Quote every row from the first one through the row containing "qr-code-icon [229, 552, 245, 567]", with both of those rows included, reproducing each one character for character.

## start

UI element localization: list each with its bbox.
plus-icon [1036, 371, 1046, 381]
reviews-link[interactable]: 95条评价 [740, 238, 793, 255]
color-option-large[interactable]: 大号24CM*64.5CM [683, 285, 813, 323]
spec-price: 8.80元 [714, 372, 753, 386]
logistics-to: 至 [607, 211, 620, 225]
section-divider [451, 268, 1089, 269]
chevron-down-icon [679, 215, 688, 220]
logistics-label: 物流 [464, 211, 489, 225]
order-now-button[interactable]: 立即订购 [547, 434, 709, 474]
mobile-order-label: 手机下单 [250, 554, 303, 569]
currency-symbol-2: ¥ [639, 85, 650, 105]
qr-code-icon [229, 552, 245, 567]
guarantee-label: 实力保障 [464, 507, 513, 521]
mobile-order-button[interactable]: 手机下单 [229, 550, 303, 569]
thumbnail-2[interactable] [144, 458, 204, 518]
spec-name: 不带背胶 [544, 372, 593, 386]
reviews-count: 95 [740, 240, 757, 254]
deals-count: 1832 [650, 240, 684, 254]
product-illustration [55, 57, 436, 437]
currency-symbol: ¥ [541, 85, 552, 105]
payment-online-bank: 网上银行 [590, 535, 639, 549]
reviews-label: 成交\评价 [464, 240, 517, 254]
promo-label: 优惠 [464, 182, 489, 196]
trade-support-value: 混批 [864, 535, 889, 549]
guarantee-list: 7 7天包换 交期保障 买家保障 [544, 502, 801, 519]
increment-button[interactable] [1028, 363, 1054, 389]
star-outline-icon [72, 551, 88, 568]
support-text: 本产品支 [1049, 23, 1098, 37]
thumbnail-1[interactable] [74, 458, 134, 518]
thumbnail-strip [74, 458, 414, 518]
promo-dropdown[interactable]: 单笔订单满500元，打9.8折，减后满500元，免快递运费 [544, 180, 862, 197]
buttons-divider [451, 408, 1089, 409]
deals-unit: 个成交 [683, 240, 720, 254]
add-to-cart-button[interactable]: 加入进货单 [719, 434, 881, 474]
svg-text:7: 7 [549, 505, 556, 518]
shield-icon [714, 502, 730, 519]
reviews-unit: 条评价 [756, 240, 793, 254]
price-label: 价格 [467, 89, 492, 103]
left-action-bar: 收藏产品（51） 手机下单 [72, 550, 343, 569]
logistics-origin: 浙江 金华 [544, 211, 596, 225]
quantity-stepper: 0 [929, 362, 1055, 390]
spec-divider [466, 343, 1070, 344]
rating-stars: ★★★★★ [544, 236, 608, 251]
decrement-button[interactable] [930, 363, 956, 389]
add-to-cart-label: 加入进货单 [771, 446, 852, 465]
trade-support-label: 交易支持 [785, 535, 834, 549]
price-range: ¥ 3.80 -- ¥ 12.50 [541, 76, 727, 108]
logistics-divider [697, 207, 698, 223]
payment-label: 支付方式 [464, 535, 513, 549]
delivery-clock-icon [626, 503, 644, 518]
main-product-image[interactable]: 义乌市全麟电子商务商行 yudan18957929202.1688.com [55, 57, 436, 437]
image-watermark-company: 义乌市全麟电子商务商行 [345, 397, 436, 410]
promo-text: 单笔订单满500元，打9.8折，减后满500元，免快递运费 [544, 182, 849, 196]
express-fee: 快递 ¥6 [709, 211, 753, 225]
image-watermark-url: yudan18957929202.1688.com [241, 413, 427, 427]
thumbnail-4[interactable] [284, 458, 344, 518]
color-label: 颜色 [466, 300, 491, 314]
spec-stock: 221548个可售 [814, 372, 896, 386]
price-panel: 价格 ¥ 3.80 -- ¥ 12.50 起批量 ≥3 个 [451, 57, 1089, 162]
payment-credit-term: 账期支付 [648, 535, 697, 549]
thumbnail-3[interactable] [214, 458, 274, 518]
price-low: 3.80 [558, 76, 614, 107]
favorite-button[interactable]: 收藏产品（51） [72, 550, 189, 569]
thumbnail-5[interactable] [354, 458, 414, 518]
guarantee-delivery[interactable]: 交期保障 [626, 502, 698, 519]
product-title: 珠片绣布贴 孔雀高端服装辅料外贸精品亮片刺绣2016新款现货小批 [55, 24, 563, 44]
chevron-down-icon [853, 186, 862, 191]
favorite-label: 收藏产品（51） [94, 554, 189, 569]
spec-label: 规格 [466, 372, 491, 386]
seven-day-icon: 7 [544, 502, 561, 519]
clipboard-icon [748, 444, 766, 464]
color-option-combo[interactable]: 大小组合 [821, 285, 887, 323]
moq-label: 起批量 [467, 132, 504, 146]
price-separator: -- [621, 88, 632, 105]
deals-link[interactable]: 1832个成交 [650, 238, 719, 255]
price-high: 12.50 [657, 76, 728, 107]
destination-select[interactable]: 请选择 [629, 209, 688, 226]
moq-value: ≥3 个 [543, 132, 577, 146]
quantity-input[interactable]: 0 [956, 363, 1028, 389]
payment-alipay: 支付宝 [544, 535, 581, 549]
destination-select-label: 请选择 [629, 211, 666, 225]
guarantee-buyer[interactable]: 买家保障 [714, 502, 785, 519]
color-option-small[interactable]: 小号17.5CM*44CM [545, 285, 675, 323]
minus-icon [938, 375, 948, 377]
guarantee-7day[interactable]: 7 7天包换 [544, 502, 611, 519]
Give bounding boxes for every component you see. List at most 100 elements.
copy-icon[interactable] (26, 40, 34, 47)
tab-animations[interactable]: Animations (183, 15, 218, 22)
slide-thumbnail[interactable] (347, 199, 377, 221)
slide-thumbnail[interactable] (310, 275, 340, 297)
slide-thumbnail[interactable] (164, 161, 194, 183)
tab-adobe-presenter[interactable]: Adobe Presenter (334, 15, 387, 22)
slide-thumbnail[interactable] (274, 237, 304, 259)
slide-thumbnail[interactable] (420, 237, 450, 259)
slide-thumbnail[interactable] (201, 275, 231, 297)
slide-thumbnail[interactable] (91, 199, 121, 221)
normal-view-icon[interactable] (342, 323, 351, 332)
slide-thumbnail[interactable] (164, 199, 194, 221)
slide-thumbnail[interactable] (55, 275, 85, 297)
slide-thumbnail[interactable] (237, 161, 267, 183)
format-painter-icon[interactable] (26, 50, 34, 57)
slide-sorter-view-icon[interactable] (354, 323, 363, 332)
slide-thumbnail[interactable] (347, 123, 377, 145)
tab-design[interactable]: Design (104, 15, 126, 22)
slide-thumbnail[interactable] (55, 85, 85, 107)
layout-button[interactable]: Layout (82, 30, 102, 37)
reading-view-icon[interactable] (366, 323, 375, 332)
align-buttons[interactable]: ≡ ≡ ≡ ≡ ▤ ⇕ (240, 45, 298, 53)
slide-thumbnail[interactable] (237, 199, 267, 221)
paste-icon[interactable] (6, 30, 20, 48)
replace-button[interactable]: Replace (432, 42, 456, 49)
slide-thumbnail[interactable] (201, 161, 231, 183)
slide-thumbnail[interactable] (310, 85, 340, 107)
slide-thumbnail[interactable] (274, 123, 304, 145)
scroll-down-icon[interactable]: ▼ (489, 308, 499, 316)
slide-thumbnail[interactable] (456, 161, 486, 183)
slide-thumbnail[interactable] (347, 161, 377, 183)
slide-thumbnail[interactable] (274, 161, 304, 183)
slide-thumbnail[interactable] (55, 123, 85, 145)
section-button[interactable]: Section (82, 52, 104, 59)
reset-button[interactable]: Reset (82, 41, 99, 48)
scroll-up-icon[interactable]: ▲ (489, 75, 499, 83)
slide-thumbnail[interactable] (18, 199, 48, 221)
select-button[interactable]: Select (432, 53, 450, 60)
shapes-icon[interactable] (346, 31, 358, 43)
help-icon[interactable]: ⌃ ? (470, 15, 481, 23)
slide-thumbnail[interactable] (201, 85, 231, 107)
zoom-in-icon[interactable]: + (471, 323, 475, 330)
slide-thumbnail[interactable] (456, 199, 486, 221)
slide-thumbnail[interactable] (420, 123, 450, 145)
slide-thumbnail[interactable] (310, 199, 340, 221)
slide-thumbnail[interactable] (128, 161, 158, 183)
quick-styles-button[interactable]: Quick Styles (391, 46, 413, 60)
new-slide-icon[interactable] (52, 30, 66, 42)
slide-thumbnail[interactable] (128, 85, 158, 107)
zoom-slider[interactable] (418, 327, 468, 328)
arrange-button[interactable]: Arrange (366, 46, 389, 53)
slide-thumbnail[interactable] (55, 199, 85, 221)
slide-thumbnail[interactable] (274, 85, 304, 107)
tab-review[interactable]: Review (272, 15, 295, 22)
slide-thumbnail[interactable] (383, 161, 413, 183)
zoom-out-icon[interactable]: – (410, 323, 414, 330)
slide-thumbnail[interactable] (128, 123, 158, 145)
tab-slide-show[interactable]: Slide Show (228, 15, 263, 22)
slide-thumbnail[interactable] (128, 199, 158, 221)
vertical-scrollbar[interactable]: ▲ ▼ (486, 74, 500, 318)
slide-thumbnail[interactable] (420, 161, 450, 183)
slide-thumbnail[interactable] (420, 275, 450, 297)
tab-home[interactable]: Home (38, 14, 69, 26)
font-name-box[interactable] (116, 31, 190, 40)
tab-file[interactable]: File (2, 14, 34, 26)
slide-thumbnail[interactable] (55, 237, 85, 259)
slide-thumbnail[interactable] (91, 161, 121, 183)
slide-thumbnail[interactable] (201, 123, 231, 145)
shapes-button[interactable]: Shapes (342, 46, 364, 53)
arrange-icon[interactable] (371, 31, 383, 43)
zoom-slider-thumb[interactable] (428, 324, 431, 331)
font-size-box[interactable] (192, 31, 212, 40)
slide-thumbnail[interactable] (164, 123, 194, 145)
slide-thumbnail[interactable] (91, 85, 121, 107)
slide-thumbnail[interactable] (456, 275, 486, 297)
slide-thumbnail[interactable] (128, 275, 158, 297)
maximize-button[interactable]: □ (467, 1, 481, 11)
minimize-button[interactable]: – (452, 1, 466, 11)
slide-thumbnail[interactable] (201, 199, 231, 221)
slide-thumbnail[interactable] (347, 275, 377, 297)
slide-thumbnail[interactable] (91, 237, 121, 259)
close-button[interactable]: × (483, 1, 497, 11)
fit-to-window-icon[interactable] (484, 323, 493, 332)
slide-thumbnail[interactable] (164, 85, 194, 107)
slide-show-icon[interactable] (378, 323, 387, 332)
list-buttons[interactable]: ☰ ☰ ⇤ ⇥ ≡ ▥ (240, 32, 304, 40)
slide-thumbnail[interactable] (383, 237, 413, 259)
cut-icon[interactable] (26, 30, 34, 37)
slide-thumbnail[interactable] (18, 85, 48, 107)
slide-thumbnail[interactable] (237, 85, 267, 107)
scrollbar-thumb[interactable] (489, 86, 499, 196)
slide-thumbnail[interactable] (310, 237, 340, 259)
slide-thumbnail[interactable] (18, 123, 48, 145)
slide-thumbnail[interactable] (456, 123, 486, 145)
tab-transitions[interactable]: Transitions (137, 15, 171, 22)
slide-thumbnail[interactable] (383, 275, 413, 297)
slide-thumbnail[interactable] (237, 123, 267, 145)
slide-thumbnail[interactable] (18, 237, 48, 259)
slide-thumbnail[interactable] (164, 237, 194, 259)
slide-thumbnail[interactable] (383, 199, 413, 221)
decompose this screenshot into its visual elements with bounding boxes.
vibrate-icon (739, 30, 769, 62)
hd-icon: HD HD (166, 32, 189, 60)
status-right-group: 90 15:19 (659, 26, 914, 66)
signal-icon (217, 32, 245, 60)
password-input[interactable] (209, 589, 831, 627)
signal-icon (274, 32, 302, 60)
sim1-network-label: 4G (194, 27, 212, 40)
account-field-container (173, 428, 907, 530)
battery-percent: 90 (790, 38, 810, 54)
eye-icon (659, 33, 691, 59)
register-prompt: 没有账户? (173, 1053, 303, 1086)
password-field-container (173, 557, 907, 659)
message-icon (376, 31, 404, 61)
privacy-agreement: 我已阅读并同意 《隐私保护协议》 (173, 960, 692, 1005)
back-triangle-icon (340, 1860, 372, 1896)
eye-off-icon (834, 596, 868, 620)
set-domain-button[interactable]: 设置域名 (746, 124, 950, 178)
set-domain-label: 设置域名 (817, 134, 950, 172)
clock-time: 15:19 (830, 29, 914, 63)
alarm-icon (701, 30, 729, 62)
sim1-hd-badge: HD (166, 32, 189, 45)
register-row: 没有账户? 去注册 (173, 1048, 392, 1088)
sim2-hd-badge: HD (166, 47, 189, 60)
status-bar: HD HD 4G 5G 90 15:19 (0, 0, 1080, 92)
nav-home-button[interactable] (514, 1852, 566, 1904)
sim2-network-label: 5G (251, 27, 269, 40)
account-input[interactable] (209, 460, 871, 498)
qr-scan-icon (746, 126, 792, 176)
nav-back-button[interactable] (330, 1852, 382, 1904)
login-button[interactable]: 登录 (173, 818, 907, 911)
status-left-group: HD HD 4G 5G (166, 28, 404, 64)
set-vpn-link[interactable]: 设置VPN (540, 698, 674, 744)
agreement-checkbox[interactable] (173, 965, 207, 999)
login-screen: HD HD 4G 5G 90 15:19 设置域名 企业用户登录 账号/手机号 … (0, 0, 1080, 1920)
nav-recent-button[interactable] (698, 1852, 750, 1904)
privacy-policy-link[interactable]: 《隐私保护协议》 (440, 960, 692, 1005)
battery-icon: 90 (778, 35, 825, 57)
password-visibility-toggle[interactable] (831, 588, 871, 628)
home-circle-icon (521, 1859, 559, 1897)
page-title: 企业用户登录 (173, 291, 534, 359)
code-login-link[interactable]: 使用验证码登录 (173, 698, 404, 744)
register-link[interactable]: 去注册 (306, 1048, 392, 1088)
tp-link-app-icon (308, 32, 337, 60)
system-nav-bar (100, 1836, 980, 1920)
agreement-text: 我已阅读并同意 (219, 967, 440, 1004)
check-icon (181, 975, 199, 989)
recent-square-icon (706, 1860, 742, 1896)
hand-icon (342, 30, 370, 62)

## end

In response:
UI element localization: list each with its bbox.
plus-icon [1036, 371, 1046, 381]
reviews-link[interactable]: 95条评价 [740, 238, 793, 255]
color-option-large[interactable]: 大号24CM*64.5CM [683, 285, 813, 323]
spec-price: 8.80元 [714, 372, 753, 386]
logistics-to: 至 [607, 211, 620, 225]
section-divider [451, 268, 1089, 269]
chevron-down-icon [679, 215, 688, 220]
logistics-label: 物流 [464, 211, 489, 225]
order-now-button[interactable]: 立即订购 [547, 434, 709, 474]
mobile-order-label: 手机下单 [250, 554, 303, 569]
currency-symbol-2: ¥ [639, 85, 650, 105]
qr-code-icon [229, 552, 245, 567]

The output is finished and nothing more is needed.